-- Begin Records --

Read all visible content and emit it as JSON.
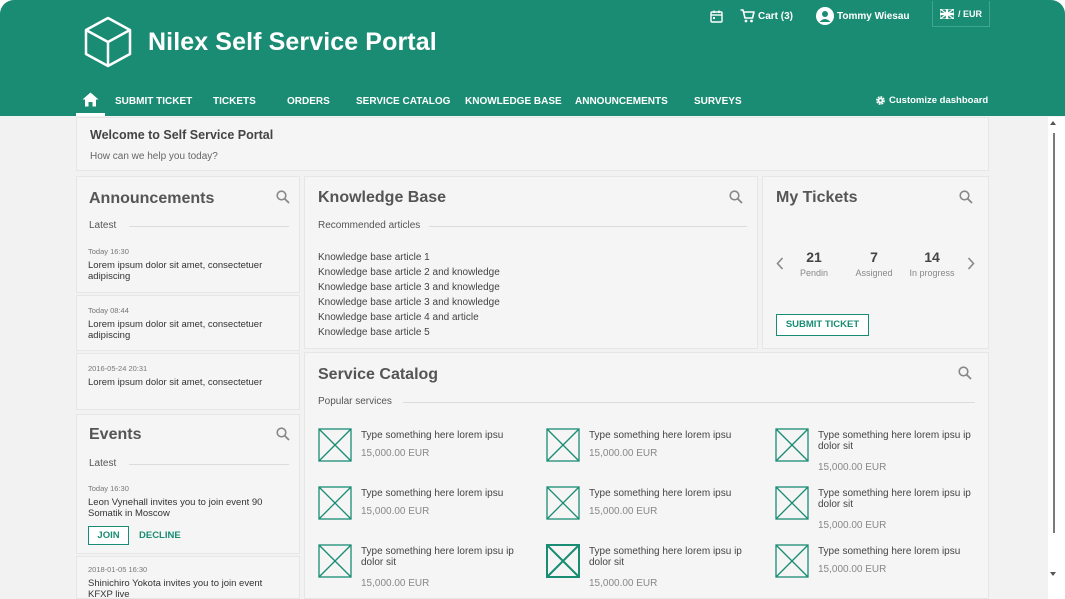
{
  "header": {
    "title": "Nilex Self Service Portal",
    "cart_label": "Cart (3)",
    "user_name": "Tommy Wiesau",
    "currency": "/ EUR",
    "accent_color": "#1a8c74"
  },
  "nav": {
    "items": [
      "SUBMIT TICKET",
      "TICKETS",
      "ORDERS",
      "SERVICE CATALOG",
      "KNOWLEDGE BASE",
      "ANNOUNCEMENTS",
      "SURVEYS"
    ],
    "customize_label": "Customize dashboard"
  },
  "welcome": {
    "title": "Welcome to Self Service Portal",
    "subtitle": "How can we help you today?"
  },
  "announcements": {
    "title": "Announcements",
    "latest_label": "Latest",
    "items": [
      {
        "time": "Today   16:30",
        "text": "Lorem ipsum dolor sit amet, consectetuer adipiscing"
      },
      {
        "time": "Today   08:44",
        "text": "Lorem ipsum dolor sit amet, consectetuer adipiscing"
      },
      {
        "time": "2016-05-24   20:31",
        "text": "Lorem ipsum dolor sit amet, consectetuer"
      }
    ]
  },
  "events": {
    "title": "Events",
    "latest_label": "Latest",
    "items": [
      {
        "time": "Today  16:30",
        "text": "Leon Vynehall invites you to join event 90 Somatik in Moscow"
      },
      {
        "time": "2018-01-05  16:30",
        "text": "Shinichiro Yokota invites you to join event KFXP live"
      }
    ],
    "join_label": "JOIN",
    "decline_label": "DECLINE"
  },
  "knowledge_base": {
    "title": "Knowledge Base",
    "recommended_label": "Recommended articles",
    "articles": [
      "Knowledge base article 1",
      "Knowledge base article 2 and knowledge",
      "Knowledge base article 3 and knowledge",
      "Knowledge base article 3 and knowledge",
      "Knowledge base article 4 and article",
      "Knowledge base article 5"
    ]
  },
  "my_tickets": {
    "title": "My Tickets",
    "stats": [
      {
        "value": "21",
        "label": "Pendin"
      },
      {
        "value": "7",
        "label": "Assigned"
      },
      {
        "value": "14",
        "label": "In progress"
      }
    ],
    "submit_label": "SUBMIT TICKET"
  },
  "service_catalog": {
    "title": "Service Catalog",
    "popular_label": "Popular services",
    "items": [
      {
        "name": "Type something here lorem ipsu",
        "price": "15,000.00 EUR"
      },
      {
        "name": "Type something here lorem ipsu",
        "price": "15,000.00 EUR"
      },
      {
        "name": "Type something here lorem ipsu ip dolor sit",
        "price": "15,000.00 EUR"
      },
      {
        "name": "Type something here lorem ipsu",
        "price": "15,000.00 EUR"
      },
      {
        "name": "Type something here lorem ipsu",
        "price": "15,000.00 EUR"
      },
      {
        "name": "Type something here lorem ipsu ip dolor sit",
        "price": "15,000.00 EUR"
      },
      {
        "name": "Type something here lorem ipsu ip dolor sit",
        "price": "15,000.00 EUR"
      },
      {
        "name": "Type something here lorem ipsu ip dolor sit",
        "price": "15,000.00 EUR"
      },
      {
        "name": "Type something here lorem ipsu",
        "price": "15,000.00 EUR"
      }
    ]
  }
}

-- End Records --

§ What is required: Without the pictures, return the entries exactly as they appear.

§ Task response:
Read all visible content and emit it as JSON.
{
  "header": {
    "title": "Nilex Self Service Portal",
    "cart_label": "Cart (3)",
    "user_name": "Tommy Wiesau",
    "currency": "/ EUR",
    "accent_color": "#1a8c74"
  },
  "nav": {
    "items": [
      "SUBMIT TICKET",
      "TICKETS",
      "ORDERS",
      "SERVICE CATALOG",
      "KNOWLEDGE BASE",
      "ANNOUNCEMENTS",
      "SURVEYS"
    ],
    "customize_label": "Customize dashboard"
  },
  "welcome": {
    "title": "Welcome to Self Service Portal",
    "subtitle": "How can we help you today?"
  },
  "announcements": {
    "title": "Announcements",
    "latest_label": "Latest",
    "items": [
      {
        "time": "Today   16:30",
        "text": "Lorem ipsum dolor sit amet, consectetuer adipiscing"
      },
      {
        "time": "Today   08:44",
        "text": "Lorem ipsum dolor sit amet, consectetuer adipiscing"
      },
      {
        "time": "2016-05-24   20:31",
        "text": "Lorem ipsum dolor sit amet, consectetuer"
      }
    ]
  },
  "events": {
    "title": "Events",
    "latest_label": "Latest",
    "items": [
      {
        "time": "Today  16:30",
        "text": "Leon Vynehall invites you to join event 90 Somatik in Moscow"
      },
      {
        "time": "2018-01-05  16:30",
        "text": "Shinichiro Yokota invites you to join event KFXP live"
      }
    ],
    "join_label": "JOIN",
    "decline_label": "DECLINE"
  },
  "knowledge_base": {
    "title": "Knowledge Base",
    "recommended_label": "Recommended articles",
    "articles": [
      "Knowledge base article 1",
      "Knowledge base article 2 and knowledge",
      "Knowledge base article 3 and knowledge",
      "Knowledge base article 3 and knowledge",
      "Knowledge base article 4 and article",
      "Knowledge base article 5"
    ]
  },
  "my_tickets": {
    "title": "My Tickets",
    "stats": [
      {
        "value": "21",
        "label": "Pendin"
      },
      {
        "value": "7",
        "label": "Assigned"
      },
      {
        "value": "14",
        "label": "In progress"
      }
    ],
    "submit_label": "SUBMIT TICKET"
  },
  "service_catalog": {
    "title": "Service Catalog",
    "popular_label": "Popular services",
    "items": [
      {
        "name": "Type something here lorem ipsu",
        "price": "15,000.00 EUR"
      },
      {
        "name": "Type something here lorem ipsu",
        "price": "15,000.00 EUR"
      },
      {
        "name": "Type something here lorem ipsu ip dolor sit",
        "price": "15,000.00 EUR"
      },
      {
        "name": "Type something here lorem ipsu",
        "price": "15,000.00 EUR"
      },
      {
        "name": "Type something here lorem ipsu",
        "price": "15,000.00 EUR"
      },
      {
        "name": "Type something here lorem ipsu ip dolor sit",
        "price": "15,000.00 EUR"
      },
      {
        "name": "Type something here lorem ipsu ip dolor sit",
        "price": "15,000.00 EUR"
      },
      {
        "name": "Type something here lorem ipsu ip dolor sit",
        "price": "15,000.00 EUR"
      },
      {
        "name": "Type something here lorem ipsu",
        "price": "15,000.00 EUR"
      }
    ]
  }
}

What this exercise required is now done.